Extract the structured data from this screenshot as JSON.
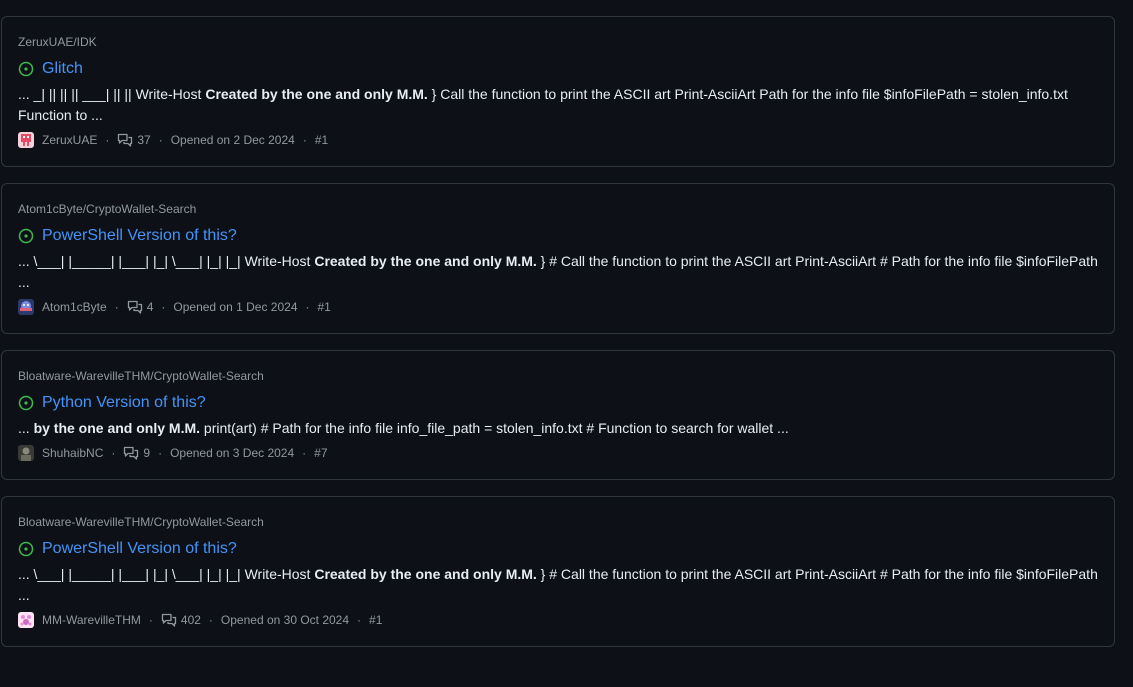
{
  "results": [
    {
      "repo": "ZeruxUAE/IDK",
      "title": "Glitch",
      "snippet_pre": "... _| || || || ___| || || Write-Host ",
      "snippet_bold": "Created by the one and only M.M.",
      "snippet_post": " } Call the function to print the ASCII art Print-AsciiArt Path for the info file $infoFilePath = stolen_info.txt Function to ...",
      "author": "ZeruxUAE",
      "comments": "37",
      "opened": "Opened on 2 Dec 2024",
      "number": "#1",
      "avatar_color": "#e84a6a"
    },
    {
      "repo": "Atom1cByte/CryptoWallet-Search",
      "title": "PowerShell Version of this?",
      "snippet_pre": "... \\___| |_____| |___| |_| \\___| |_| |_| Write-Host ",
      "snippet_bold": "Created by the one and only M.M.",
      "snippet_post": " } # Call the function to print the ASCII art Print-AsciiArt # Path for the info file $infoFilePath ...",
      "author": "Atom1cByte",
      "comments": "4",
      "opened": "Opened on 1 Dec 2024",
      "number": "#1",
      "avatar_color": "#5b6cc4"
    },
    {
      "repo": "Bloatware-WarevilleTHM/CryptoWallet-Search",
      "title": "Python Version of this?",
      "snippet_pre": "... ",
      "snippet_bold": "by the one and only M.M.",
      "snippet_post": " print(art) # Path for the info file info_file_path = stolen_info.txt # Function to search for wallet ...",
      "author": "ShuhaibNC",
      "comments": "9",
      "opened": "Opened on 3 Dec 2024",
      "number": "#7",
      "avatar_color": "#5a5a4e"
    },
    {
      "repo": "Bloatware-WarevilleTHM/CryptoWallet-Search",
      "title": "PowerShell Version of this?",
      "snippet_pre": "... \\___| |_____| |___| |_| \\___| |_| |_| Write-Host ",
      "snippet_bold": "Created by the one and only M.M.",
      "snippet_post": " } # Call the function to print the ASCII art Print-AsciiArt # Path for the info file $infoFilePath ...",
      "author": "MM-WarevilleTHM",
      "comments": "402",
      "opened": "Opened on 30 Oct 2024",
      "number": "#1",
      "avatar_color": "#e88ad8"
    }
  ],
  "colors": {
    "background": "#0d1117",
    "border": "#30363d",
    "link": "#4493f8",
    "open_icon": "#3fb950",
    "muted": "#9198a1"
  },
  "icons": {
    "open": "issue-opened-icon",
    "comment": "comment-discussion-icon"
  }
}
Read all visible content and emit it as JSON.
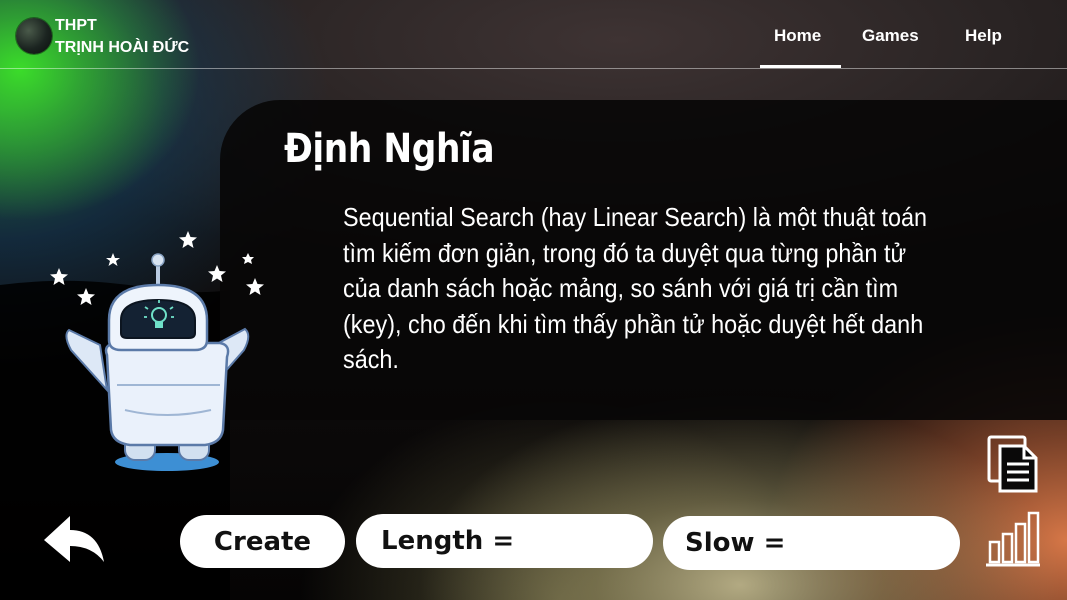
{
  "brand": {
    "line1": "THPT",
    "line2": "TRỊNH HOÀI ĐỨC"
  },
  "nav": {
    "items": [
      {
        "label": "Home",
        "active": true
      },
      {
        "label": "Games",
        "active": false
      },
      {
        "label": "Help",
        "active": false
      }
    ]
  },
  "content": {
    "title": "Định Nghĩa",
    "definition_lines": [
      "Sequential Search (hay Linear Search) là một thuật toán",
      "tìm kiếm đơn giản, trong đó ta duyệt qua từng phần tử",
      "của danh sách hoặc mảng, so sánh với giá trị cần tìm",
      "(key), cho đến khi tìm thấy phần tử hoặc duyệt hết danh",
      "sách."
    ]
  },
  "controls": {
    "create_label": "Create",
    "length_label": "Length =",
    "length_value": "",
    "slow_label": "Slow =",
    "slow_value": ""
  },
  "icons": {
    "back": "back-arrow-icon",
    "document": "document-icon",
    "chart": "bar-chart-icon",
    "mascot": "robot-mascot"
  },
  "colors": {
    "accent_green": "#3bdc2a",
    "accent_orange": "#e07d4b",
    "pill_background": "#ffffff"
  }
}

# # # #

**WHAT IS REQUIRED**
Extract all lines of the records above that include "phần".

**RESPONSE TO THE TASK**
      "tìm kiếm đơn giản, trong đó ta duyệt qua từng phần tử",
      "(key), cho đến khi tìm thấy phần tử hoặc duyệt hết danh",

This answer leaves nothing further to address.